**THE TASK**.
Copy each line that contains the word "ylabel".

**INFORMATION SHOWN**.
........
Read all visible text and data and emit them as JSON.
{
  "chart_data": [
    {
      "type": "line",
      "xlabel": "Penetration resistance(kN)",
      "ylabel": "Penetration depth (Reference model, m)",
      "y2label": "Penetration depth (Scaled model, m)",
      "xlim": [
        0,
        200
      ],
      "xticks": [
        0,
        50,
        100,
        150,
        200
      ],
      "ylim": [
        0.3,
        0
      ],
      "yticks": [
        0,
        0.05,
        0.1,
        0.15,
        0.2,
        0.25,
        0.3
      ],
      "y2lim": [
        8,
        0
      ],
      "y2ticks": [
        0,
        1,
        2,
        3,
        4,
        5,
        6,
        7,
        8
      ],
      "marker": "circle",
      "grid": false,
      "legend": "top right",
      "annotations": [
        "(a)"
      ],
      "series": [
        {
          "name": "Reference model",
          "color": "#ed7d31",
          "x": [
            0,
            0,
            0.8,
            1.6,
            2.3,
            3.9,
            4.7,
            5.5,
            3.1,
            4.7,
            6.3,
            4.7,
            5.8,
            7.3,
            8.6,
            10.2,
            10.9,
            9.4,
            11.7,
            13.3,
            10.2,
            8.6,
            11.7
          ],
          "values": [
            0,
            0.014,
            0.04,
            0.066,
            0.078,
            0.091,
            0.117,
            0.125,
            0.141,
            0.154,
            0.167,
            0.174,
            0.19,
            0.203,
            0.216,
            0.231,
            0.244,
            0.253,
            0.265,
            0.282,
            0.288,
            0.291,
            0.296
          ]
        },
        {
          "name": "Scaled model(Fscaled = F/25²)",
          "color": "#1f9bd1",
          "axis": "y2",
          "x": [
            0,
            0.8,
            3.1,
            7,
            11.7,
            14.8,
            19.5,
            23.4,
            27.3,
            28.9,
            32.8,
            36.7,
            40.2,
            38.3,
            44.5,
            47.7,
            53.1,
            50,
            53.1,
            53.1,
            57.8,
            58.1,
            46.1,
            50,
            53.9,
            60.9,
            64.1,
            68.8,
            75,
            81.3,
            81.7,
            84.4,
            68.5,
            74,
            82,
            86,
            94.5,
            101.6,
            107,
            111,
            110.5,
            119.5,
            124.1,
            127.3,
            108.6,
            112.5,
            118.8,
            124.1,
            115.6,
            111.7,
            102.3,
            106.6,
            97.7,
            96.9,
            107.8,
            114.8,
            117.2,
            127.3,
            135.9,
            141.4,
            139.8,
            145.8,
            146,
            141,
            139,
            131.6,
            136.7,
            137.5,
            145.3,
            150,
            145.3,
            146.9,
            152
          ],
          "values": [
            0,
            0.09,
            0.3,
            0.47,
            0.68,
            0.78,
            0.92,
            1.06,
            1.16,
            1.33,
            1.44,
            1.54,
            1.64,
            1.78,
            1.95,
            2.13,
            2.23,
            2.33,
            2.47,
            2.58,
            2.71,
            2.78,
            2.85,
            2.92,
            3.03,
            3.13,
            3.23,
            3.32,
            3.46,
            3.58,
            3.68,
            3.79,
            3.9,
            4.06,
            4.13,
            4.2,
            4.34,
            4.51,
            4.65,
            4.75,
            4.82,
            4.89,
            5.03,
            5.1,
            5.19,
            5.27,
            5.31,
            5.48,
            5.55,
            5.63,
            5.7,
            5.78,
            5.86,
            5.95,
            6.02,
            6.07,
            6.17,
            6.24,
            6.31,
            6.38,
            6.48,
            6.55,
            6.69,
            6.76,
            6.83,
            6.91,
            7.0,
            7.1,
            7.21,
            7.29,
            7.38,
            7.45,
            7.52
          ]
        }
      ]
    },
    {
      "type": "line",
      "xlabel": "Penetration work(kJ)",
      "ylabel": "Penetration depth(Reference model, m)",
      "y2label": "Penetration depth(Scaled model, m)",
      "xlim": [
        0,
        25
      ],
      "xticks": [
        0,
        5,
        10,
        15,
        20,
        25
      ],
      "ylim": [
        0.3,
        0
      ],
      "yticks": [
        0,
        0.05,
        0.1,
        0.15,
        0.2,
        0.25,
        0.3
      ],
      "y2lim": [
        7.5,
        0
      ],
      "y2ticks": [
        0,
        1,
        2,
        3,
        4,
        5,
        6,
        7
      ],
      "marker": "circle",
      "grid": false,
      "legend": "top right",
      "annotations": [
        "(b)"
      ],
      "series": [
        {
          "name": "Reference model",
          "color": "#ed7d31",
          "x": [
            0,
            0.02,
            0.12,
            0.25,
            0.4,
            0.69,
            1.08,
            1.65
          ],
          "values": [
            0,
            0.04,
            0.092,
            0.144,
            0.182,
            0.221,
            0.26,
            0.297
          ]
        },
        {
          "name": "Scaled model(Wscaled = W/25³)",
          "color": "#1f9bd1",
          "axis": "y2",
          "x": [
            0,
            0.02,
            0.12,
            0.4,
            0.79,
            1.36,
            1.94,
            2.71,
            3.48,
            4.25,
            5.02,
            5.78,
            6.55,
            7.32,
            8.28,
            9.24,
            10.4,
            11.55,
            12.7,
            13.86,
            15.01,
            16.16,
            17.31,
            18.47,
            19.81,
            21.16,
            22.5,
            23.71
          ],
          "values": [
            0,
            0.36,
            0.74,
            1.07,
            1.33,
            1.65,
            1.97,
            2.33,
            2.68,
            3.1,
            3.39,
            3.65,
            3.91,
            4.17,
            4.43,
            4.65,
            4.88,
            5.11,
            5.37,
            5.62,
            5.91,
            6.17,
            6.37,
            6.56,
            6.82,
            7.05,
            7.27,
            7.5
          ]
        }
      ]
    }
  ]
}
........
**SOLUTION TO THIS PROBLEM**.
      "ylabel": "Penetration depth (Reference model, m)",
      "ylabel": "Penetration depth(Reference model, m)",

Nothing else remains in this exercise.